[Aim of the exercise]
Using the material below, copy every line where "SWARTSBTR" appears.
··· Given records ···
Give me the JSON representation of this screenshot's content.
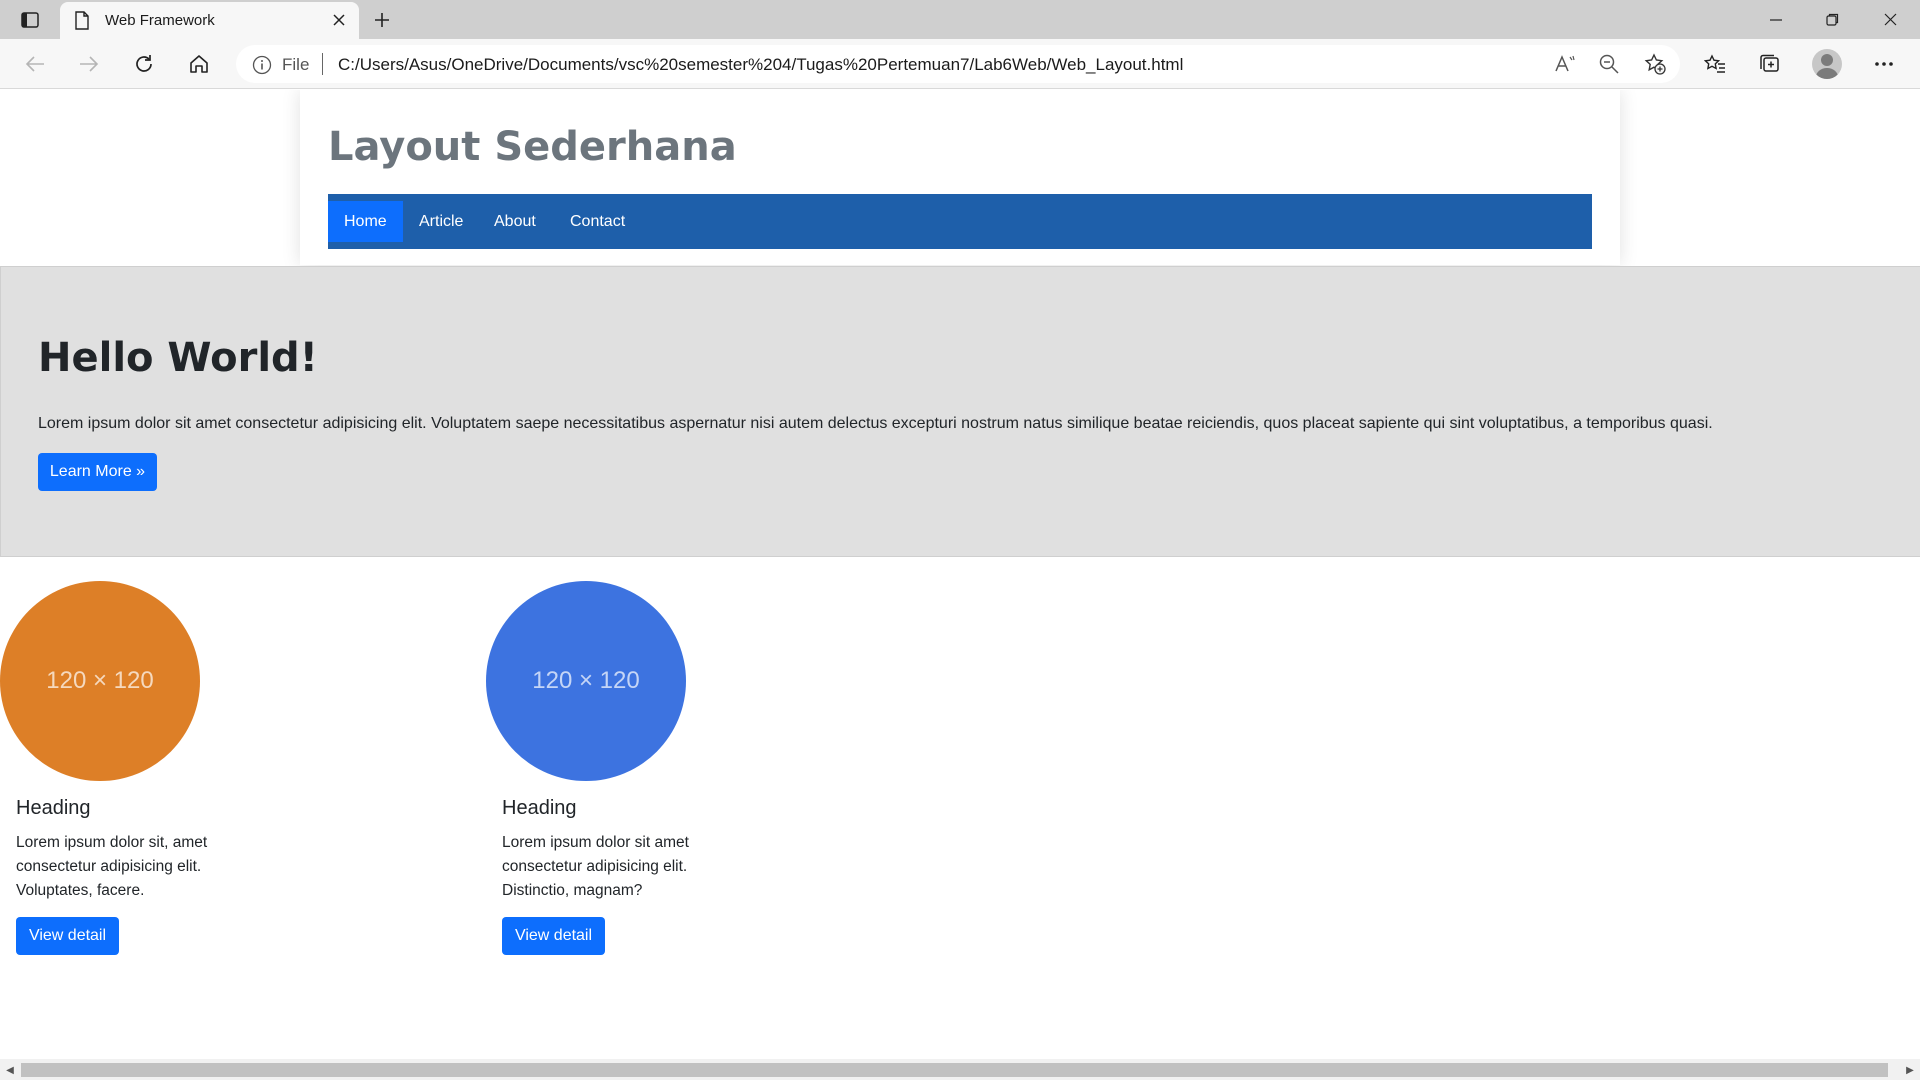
{
  "browser": {
    "tab_title": "Web Framework",
    "address": {
      "scheme_label": "File",
      "url": "C:/Users/Asus/OneDrive/Documents/vsc%20semester%204/Tugas%20Pertemuan7/Lab6Web/Web_Layout.html"
    },
    "icons": [
      "tab-actions-icon",
      "page-icon",
      "close-icon",
      "plus-icon",
      "minimize-icon",
      "restore-icon",
      "window-close-icon",
      "back-icon",
      "forward-icon",
      "refresh-icon",
      "home-icon",
      "info-icon",
      "read-aloud-icon",
      "zoom-out-icon",
      "add-favorite-icon",
      "favorites-icon",
      "collections-icon",
      "profile-icon",
      "more-icon"
    ]
  },
  "page": {
    "site_title": "Layout Sederhana",
    "nav": [
      {
        "label": "Home",
        "active": true
      },
      {
        "label": "Article",
        "active": false
      },
      {
        "label": "About",
        "active": false
      },
      {
        "label": "Contact",
        "active": false
      }
    ],
    "hero": {
      "heading": "Hello World!",
      "text": "Lorem ipsum dolor sit amet consectetur adipisicing elit. Voluptatem saepe necessitatibus aspernatur nisi autem delectus excepturi nostrum natus similique beatae reiciendis, quos placeat sapiente qui sint voluptatibus, a temporibus quasi.",
      "button": "Learn More »"
    },
    "cards": [
      {
        "image_label": "120 × 120",
        "color": "#dd7f27",
        "heading": "Heading",
        "text": "Lorem ipsum dolor sit, amet consectetur adipisicing elit. Voluptates, facere.",
        "button": "View detail"
      },
      {
        "image_label": "120 × 120",
        "color": "#3d73e0",
        "heading": "Heading",
        "text": "Lorem ipsum dolor sit amet consectetur adipisicing elit. Distinctio, magnam?",
        "button": "View detail"
      }
    ]
  },
  "colors": {
    "navbar": "#1e5faa",
    "primary": "#0d6efd",
    "hero_bg": "#e0e0e0"
  }
}
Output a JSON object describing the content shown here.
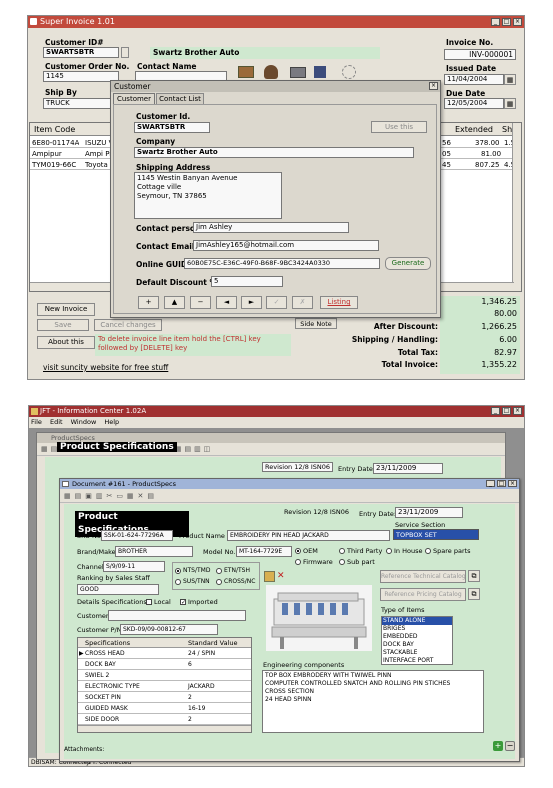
{
  "win1": {
    "title": "Super Invoice 1.01",
    "customer_id_label": "Customer ID#",
    "customer_id": "SWARTSBTR",
    "customer_name": "Swartz Brother Auto",
    "order_no_label": "Customer Order No.",
    "order_no": "1145",
    "contact_name_label": "Contact Name",
    "ship_by_label": "Ship By",
    "ship_by": "TRUCK",
    "invoice_no_label": "Invoice No.",
    "invoice_no": "INV-000001",
    "issued_label": "Issued Date",
    "issued": "11/04/2004",
    "due_label": "Due Date",
    "due": "12/05/2004",
    "grid_headers": [
      "Item Code",
      "Extended",
      "Sh"
    ],
    "rows": [
      {
        "code": "6E80-01174A",
        "desc": "ISUZU V",
        "q": "56",
        "ext": "378.00",
        "sh": "1.5"
      },
      {
        "code": "Ampipur",
        "desc": "Ampi Pi",
        "q": "05",
        "ext": "81.00",
        "sh": ""
      },
      {
        "code": "TYM019-66C",
        "desc": "Toyota",
        "q": "45",
        "ext": "807.25",
        "sh": "4.5"
      }
    ],
    "new_invoice": "New Invoice",
    "save": "Save",
    "cancel_changes": "Cancel changes",
    "about": "About this",
    "side_note": "Side Note",
    "tip": "To delete invoice line item hold the [CTRL] key followed by [DELETE] key",
    "link": "visit suncity website for free stuff",
    "totals": [
      {
        "label": "",
        "value": "1,346.25"
      },
      {
        "label": ":",
        "value": "80.00"
      },
      {
        "label": "After Discount:",
        "value": "1,266.25"
      },
      {
        "label": "Shipping / Handling:",
        "value": "6.00"
      },
      {
        "label": "Total Tax:",
        "value": "82.97"
      },
      {
        "label": "Total Invoice:",
        "value": "1,355.22"
      }
    ]
  },
  "dialog": {
    "title": "Customer",
    "tabs": [
      "Customer",
      "Contact List"
    ],
    "cust_id_label": "Customer Id.",
    "cust_id": "SWARTSBTR",
    "company_label": "Company",
    "company": "Swartz Brother Auto",
    "shipping_label": "Shipping Address",
    "address1": "1145 Westin Banyan Avenue",
    "address2": "Cottage ville",
    "address3": "Seymour, TN 37865",
    "use_this": "Use this",
    "contact_person_label": "Contact person",
    "contact_person": "Jim Ashley",
    "contact_email_label": "Contact Email",
    "contact_email": "JimAshley165@hotmail.com",
    "guid_label": "Online GUID",
    "guid": "60B0E75C-E36C-49F0-B68F-9BC3424A0330",
    "generate": "Generate",
    "discount_label": "Default Discount %",
    "discount": "5",
    "nav": [
      "+",
      "▲",
      "−",
      "◄",
      "►",
      "✓",
      "✗"
    ],
    "listing": "Listing"
  },
  "win2": {
    "title": "JFT - Information Center 1.02A",
    "menu": [
      "File",
      "Edit",
      "Window",
      "Help"
    ],
    "bg_doc_title": "ProductSpecs",
    "bg_heading": "Product Specifications",
    "bg_revision": "Revision 12/8 ISN06",
    "bg_entry_label": "Entry Date:",
    "bg_entry": "23/11/2009",
    "status1": "DBISAM: Connected",
    "status2": "JFT: Connected"
  },
  "doc": {
    "title": "Document #161 - ProductSpecs",
    "heading": "Product Specifications",
    "revision": "Revision 12/8 ISN06",
    "entry_label": "Entry Date:",
    "entry": "23/11/2009",
    "service_label": "Service Section",
    "service": "TOPBOX SET",
    "sku_label": "SKU No",
    "sku": "SSK-01-624-77296A",
    "pname_label": "Product Name",
    "pname": "EMBROIDERY PIN HEAD JACKARD",
    "brand_label": "Brand/Maker",
    "brand": "BROTHER",
    "model_label": "Model No.",
    "model": "MT-164-7729E",
    "radios1": [
      "OEM",
      "Third Party",
      "In House",
      "Spare parts"
    ],
    "radios2": [
      "Firmware",
      "Sub part"
    ],
    "channel_label": "Channel",
    "channel": "S/9/09-11",
    "rank_label": "Ranking by Sales Staff",
    "rank": "GOOD",
    "radios3": [
      "NTS/TMD",
      "ETN/TSH",
      "SUS/TNN",
      "CROSS/NC"
    ],
    "details_label": "Details Specifications",
    "local": "Local",
    "imported": "Imported",
    "customer_label": "Customer",
    "cpn_label": "Customer P/N",
    "cpn": "SKD-09/09-00812-67",
    "ref_tech": "Reference Technical Catalog",
    "ref_price": "Reference Pricing Catalog",
    "type_label": "Type of Items",
    "types": [
      "STAND ALONE",
      "BRIGES",
      "EMBEDDED",
      "DOCK BAY",
      "STACKABLE",
      "INTERFACE PORT"
    ],
    "spec_headers": [
      "Specifications",
      "Standard Value"
    ],
    "specs": [
      [
        "CROSS HEAD",
        "24 / SPIN"
      ],
      [
        "DOCK BAY",
        "6"
      ],
      [
        "SWIEL 2",
        ""
      ],
      [
        "ELECTRONIC TYPE",
        "JACKARD"
      ],
      [
        "SOCKET PIN",
        "2"
      ],
      [
        "GUIDED MASK",
        "16-19"
      ],
      [
        "SIDE DOOR",
        "2"
      ]
    ],
    "eng_label": "Engineering components",
    "eng_lines": [
      "TOP BOX EMBRODERY WITH TWIWEL PINN",
      "COMPUTER CONTROLLED SNATCH AND ROLLING PIN STICHES",
      "CROSS SECTION",
      "24 HEAD SPINN"
    ],
    "attachments": "Attachments:"
  }
}
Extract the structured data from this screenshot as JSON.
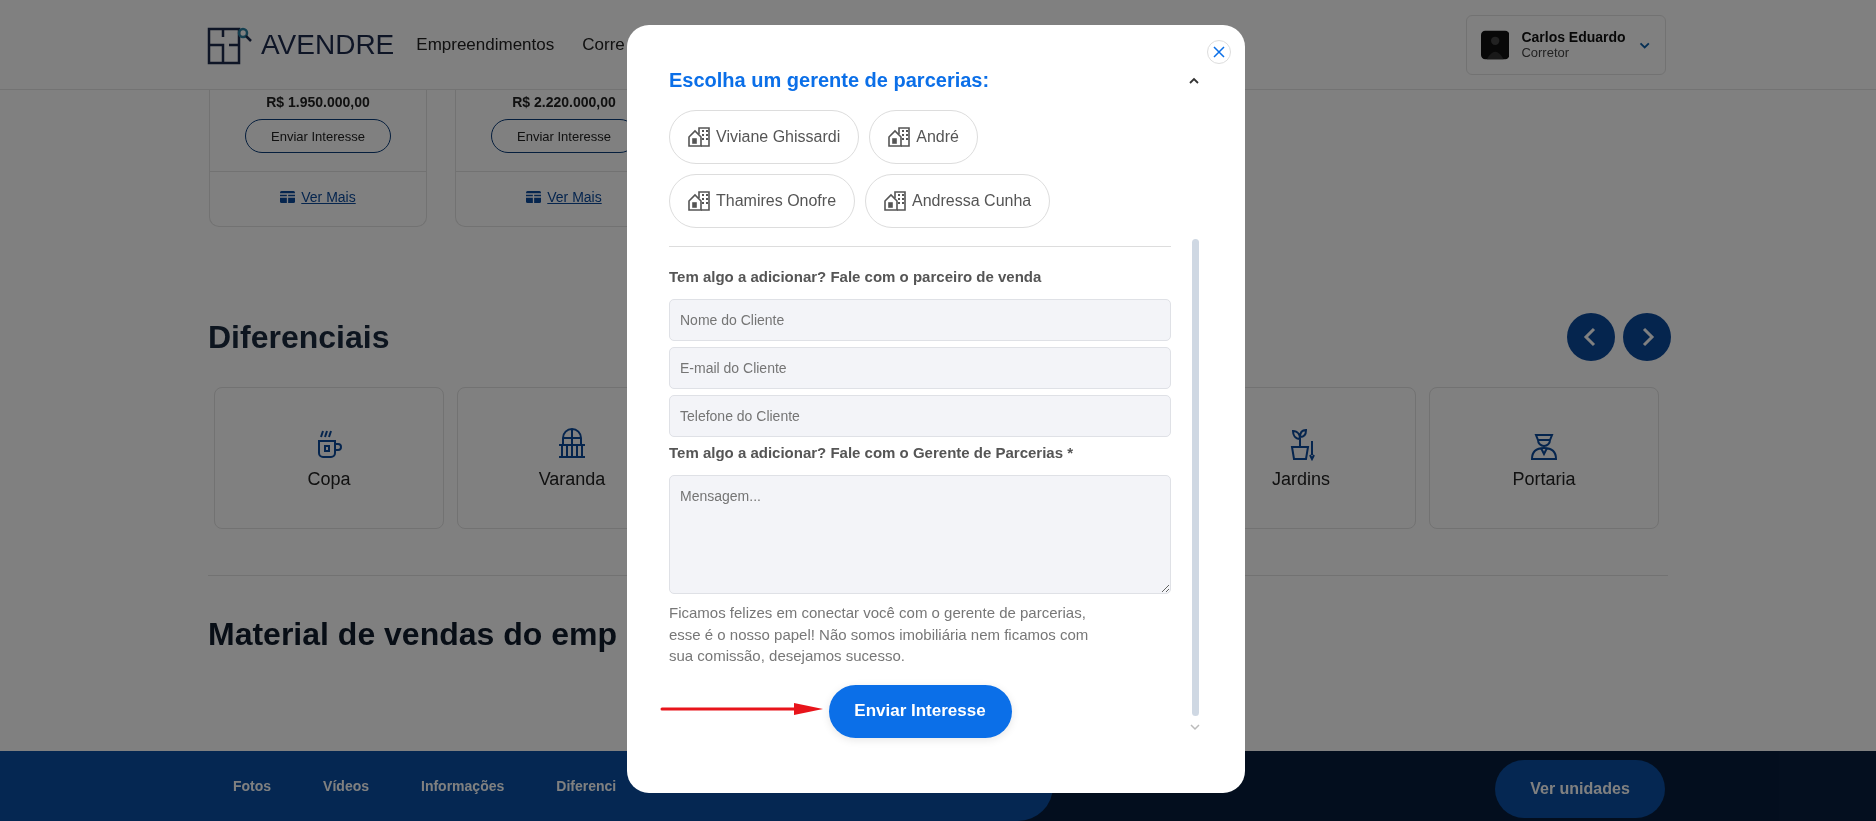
{
  "header": {
    "logo": "AVENDRE",
    "nav": [
      "Empreendimentos",
      "Corre"
    ],
    "user": {
      "name": "Carlos Eduardo",
      "role": "Corretor"
    }
  },
  "listings": [
    {
      "price": "R$ 1.950.000,00",
      "button": "Enviar Interesse",
      "link": "Ver Mais"
    },
    {
      "price": "R$ 2.220.000,00",
      "button": "Enviar Interesse",
      "link": "Ver Mais"
    }
  ],
  "features": {
    "title": "Diferenciais",
    "items": [
      {
        "label": "Copa",
        "kind": "cup"
      },
      {
        "label": "Varanda",
        "kind": "balcony"
      },
      {
        "label": "Jardins",
        "kind": "plant"
      },
      {
        "label": "Portaria",
        "kind": "doorman"
      }
    ]
  },
  "materials": {
    "title": "Material de vendas do emp"
  },
  "bottom_bar": {
    "items": [
      "Fotos",
      "Vídeos",
      "Informações",
      "Diferenci"
    ],
    "button": "Ver unidades"
  },
  "modal": {
    "title": "Escolha um gerente de parcerias:",
    "managers": [
      {
        "name": "Viviane Ghissardi",
        "selected": false
      },
      {
        "name": "André",
        "selected": false
      },
      {
        "name": "Thamires Onofre",
        "selected": false
      },
      {
        "name": "Andressa Cunha",
        "selected": false
      }
    ],
    "label_1": "Tem algo a adicionar? Fale com o parceiro de venda",
    "fields": [
      {
        "placeholder": "Nome do Cliente"
      },
      {
        "placeholder": "E-mail do Cliente"
      },
      {
        "placeholder": "Telefone do Cliente"
      }
    ],
    "label_2": "Tem algo a adicionar? Fale com o Gerente de Parcerias *",
    "message": {
      "placeholder": "Mensagem..."
    },
    "note": "Ficamos felizes em conectar você com o gerente de parcerias, esse é o nosso papel! Não somos imobiliária nem ficamos com sua comissão, desejamos sucesso.",
    "submit": "Enviar Interesse"
  }
}
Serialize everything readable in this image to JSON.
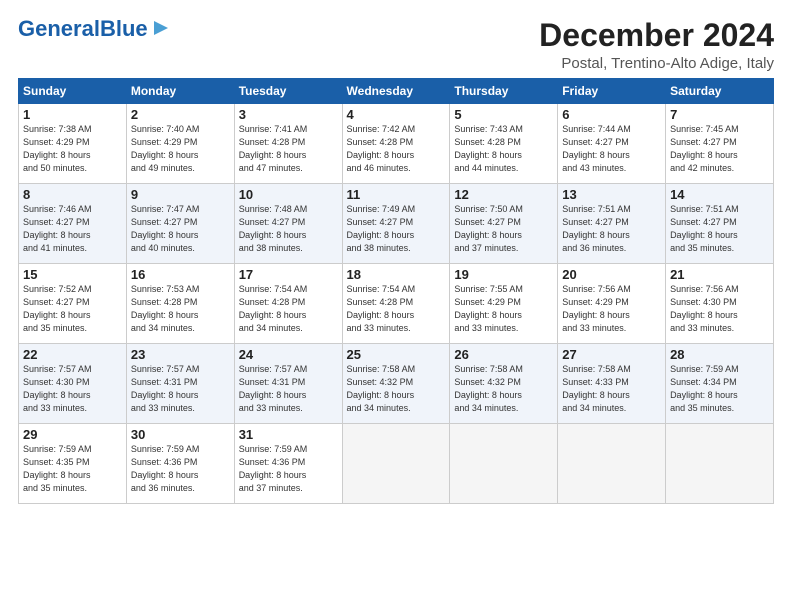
{
  "header": {
    "logo_general": "General",
    "logo_blue": "Blue",
    "month_title": "December 2024",
    "location": "Postal, Trentino-Alto Adige, Italy"
  },
  "columns": [
    "Sunday",
    "Monday",
    "Tuesday",
    "Wednesday",
    "Thursday",
    "Friday",
    "Saturday"
  ],
  "weeks": [
    [
      {
        "day": "1",
        "info": "Sunrise: 7:38 AM\nSunset: 4:29 PM\nDaylight: 8 hours\nand 50 minutes."
      },
      {
        "day": "2",
        "info": "Sunrise: 7:40 AM\nSunset: 4:29 PM\nDaylight: 8 hours\nand 49 minutes."
      },
      {
        "day": "3",
        "info": "Sunrise: 7:41 AM\nSunset: 4:28 PM\nDaylight: 8 hours\nand 47 minutes."
      },
      {
        "day": "4",
        "info": "Sunrise: 7:42 AM\nSunset: 4:28 PM\nDaylight: 8 hours\nand 46 minutes."
      },
      {
        "day": "5",
        "info": "Sunrise: 7:43 AM\nSunset: 4:28 PM\nDaylight: 8 hours\nand 44 minutes."
      },
      {
        "day": "6",
        "info": "Sunrise: 7:44 AM\nSunset: 4:27 PM\nDaylight: 8 hours\nand 43 minutes."
      },
      {
        "day": "7",
        "info": "Sunrise: 7:45 AM\nSunset: 4:27 PM\nDaylight: 8 hours\nand 42 minutes."
      }
    ],
    [
      {
        "day": "8",
        "info": "Sunrise: 7:46 AM\nSunset: 4:27 PM\nDaylight: 8 hours\nand 41 minutes."
      },
      {
        "day": "9",
        "info": "Sunrise: 7:47 AM\nSunset: 4:27 PM\nDaylight: 8 hours\nand 40 minutes."
      },
      {
        "day": "10",
        "info": "Sunrise: 7:48 AM\nSunset: 4:27 PM\nDaylight: 8 hours\nand 38 minutes."
      },
      {
        "day": "11",
        "info": "Sunrise: 7:49 AM\nSunset: 4:27 PM\nDaylight: 8 hours\nand 38 minutes."
      },
      {
        "day": "12",
        "info": "Sunrise: 7:50 AM\nSunset: 4:27 PM\nDaylight: 8 hours\nand 37 minutes."
      },
      {
        "day": "13",
        "info": "Sunrise: 7:51 AM\nSunset: 4:27 PM\nDaylight: 8 hours\nand 36 minutes."
      },
      {
        "day": "14",
        "info": "Sunrise: 7:51 AM\nSunset: 4:27 PM\nDaylight: 8 hours\nand 35 minutes."
      }
    ],
    [
      {
        "day": "15",
        "info": "Sunrise: 7:52 AM\nSunset: 4:27 PM\nDaylight: 8 hours\nand 35 minutes."
      },
      {
        "day": "16",
        "info": "Sunrise: 7:53 AM\nSunset: 4:28 PM\nDaylight: 8 hours\nand 34 minutes."
      },
      {
        "day": "17",
        "info": "Sunrise: 7:54 AM\nSunset: 4:28 PM\nDaylight: 8 hours\nand 34 minutes."
      },
      {
        "day": "18",
        "info": "Sunrise: 7:54 AM\nSunset: 4:28 PM\nDaylight: 8 hours\nand 33 minutes."
      },
      {
        "day": "19",
        "info": "Sunrise: 7:55 AM\nSunset: 4:29 PM\nDaylight: 8 hours\nand 33 minutes."
      },
      {
        "day": "20",
        "info": "Sunrise: 7:56 AM\nSunset: 4:29 PM\nDaylight: 8 hours\nand 33 minutes."
      },
      {
        "day": "21",
        "info": "Sunrise: 7:56 AM\nSunset: 4:30 PM\nDaylight: 8 hours\nand 33 minutes."
      }
    ],
    [
      {
        "day": "22",
        "info": "Sunrise: 7:57 AM\nSunset: 4:30 PM\nDaylight: 8 hours\nand 33 minutes."
      },
      {
        "day": "23",
        "info": "Sunrise: 7:57 AM\nSunset: 4:31 PM\nDaylight: 8 hours\nand 33 minutes."
      },
      {
        "day": "24",
        "info": "Sunrise: 7:57 AM\nSunset: 4:31 PM\nDaylight: 8 hours\nand 33 minutes."
      },
      {
        "day": "25",
        "info": "Sunrise: 7:58 AM\nSunset: 4:32 PM\nDaylight: 8 hours\nand 34 minutes."
      },
      {
        "day": "26",
        "info": "Sunrise: 7:58 AM\nSunset: 4:32 PM\nDaylight: 8 hours\nand 34 minutes."
      },
      {
        "day": "27",
        "info": "Sunrise: 7:58 AM\nSunset: 4:33 PM\nDaylight: 8 hours\nand 34 minutes."
      },
      {
        "day": "28",
        "info": "Sunrise: 7:59 AM\nSunset: 4:34 PM\nDaylight: 8 hours\nand 35 minutes."
      }
    ],
    [
      {
        "day": "29",
        "info": "Sunrise: 7:59 AM\nSunset: 4:35 PM\nDaylight: 8 hours\nand 35 minutes."
      },
      {
        "day": "30",
        "info": "Sunrise: 7:59 AM\nSunset: 4:36 PM\nDaylight: 8 hours\nand 36 minutes."
      },
      {
        "day": "31",
        "info": "Sunrise: 7:59 AM\nSunset: 4:36 PM\nDaylight: 8 hours\nand 37 minutes."
      },
      null,
      null,
      null,
      null
    ]
  ]
}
···
[Exercise solution]
    "customer_id": "SWARTSBTR",
    "cust_id": "SWARTSBTR",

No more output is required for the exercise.